• **WORKING DATA**
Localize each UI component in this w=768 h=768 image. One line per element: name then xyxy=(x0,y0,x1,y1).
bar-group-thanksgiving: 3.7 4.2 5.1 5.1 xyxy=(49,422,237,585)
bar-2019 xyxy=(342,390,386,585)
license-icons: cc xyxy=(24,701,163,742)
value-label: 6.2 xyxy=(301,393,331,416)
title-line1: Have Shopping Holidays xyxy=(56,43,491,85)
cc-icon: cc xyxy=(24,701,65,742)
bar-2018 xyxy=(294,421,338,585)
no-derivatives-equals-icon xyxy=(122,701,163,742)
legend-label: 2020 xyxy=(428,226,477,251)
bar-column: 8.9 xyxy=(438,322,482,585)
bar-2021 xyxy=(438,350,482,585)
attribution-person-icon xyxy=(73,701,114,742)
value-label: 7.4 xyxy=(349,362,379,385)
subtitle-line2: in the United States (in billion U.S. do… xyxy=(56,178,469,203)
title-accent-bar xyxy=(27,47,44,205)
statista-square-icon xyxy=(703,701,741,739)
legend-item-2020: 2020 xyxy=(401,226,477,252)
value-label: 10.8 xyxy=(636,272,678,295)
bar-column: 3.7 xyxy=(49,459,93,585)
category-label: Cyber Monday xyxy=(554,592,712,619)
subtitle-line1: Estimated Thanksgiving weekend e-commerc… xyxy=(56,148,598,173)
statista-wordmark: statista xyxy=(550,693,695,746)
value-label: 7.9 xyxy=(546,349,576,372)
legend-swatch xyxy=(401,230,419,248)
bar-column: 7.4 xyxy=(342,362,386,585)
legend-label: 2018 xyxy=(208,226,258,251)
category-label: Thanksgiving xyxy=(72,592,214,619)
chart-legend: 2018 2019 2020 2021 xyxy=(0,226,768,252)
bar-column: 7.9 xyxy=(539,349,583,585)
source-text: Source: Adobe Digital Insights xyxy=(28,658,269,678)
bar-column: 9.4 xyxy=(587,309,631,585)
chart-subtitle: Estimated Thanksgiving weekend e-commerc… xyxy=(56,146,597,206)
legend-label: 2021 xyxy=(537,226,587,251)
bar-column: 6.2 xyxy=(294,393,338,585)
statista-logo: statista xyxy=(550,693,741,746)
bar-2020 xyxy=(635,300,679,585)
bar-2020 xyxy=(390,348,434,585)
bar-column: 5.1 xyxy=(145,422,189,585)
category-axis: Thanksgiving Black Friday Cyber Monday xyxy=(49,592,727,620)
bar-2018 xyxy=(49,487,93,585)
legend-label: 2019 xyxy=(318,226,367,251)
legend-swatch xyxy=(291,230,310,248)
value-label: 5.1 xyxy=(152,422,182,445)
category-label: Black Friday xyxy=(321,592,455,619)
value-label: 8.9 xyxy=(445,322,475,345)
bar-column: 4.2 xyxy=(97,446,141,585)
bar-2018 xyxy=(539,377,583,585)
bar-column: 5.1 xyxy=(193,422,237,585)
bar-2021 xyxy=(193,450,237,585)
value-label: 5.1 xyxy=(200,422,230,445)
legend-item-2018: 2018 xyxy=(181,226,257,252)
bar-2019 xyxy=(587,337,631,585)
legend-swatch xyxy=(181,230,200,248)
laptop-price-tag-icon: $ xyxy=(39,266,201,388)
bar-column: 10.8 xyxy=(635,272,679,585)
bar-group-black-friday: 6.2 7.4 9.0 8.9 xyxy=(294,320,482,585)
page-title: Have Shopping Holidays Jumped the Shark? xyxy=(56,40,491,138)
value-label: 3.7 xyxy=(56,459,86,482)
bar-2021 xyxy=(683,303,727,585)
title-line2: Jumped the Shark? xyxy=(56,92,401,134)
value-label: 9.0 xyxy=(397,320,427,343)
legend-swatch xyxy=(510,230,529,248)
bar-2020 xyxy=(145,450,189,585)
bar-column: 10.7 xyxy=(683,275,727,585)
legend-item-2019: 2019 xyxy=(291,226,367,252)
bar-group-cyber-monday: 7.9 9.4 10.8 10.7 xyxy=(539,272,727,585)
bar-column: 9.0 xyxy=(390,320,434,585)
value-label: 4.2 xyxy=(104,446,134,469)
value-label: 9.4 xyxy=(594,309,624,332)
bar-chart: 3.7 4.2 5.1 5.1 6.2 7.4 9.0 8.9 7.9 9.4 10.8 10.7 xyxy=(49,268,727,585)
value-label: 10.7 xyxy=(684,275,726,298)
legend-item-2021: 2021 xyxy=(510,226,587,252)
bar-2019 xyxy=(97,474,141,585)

• **WHAT TO WORK ON**
Select every line in the data above that contains the string "Shopping". Case counts.

• **ANSWER TO THE TASK**
title-line1: Have Shopping Holidays xyxy=(56,43,491,85)
page-title: Have Shopping Holidays Jumped the Shark? xyxy=(56,40,491,138)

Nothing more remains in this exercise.